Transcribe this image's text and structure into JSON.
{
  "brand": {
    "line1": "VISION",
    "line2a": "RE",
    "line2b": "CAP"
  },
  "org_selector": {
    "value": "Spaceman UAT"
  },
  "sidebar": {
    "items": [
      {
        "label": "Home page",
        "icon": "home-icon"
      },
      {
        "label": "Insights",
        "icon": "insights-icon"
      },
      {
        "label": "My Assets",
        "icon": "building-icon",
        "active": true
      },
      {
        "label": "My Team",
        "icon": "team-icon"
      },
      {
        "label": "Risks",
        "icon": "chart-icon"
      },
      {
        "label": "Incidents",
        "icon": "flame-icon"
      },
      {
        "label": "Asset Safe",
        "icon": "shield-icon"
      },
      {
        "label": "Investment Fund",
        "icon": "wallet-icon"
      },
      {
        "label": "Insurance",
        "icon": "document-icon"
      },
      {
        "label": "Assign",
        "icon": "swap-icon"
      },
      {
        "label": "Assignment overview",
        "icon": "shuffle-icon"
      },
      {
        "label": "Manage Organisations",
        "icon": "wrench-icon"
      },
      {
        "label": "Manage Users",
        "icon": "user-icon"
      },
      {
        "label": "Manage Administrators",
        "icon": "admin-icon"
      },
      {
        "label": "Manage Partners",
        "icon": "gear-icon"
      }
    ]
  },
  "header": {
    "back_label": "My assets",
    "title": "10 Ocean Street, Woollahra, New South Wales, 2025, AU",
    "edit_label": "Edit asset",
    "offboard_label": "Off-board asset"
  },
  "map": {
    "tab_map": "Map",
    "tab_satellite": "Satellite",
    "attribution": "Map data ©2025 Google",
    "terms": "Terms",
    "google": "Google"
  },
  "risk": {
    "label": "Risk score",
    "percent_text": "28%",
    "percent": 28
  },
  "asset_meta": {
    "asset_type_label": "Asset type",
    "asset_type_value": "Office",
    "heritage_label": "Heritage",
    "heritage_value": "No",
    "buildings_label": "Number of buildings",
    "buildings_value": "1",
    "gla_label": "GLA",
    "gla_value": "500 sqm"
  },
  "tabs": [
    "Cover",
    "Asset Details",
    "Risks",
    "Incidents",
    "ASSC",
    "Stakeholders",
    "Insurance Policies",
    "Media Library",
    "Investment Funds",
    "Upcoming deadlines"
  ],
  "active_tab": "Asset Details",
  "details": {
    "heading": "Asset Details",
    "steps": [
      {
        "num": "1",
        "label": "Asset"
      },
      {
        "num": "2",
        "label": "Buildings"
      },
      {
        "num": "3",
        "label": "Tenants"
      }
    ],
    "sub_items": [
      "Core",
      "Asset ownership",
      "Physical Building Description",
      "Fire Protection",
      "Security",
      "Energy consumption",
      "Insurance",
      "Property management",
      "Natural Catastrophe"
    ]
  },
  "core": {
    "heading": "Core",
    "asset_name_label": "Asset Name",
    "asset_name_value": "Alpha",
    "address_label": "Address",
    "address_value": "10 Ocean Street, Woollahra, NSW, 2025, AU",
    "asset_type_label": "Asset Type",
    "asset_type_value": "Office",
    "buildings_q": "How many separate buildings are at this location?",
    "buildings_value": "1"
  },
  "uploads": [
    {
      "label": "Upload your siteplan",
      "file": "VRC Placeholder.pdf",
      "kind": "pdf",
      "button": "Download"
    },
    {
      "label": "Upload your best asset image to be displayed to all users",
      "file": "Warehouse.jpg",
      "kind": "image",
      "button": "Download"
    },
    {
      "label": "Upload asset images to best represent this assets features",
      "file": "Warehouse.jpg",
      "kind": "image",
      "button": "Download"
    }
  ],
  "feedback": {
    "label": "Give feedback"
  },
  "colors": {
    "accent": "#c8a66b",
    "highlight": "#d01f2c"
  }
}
== == ==
Report each line of the material above where the word "Google" appears.

    "attribution": "Map data ©2025 Google",
    "google": "Google"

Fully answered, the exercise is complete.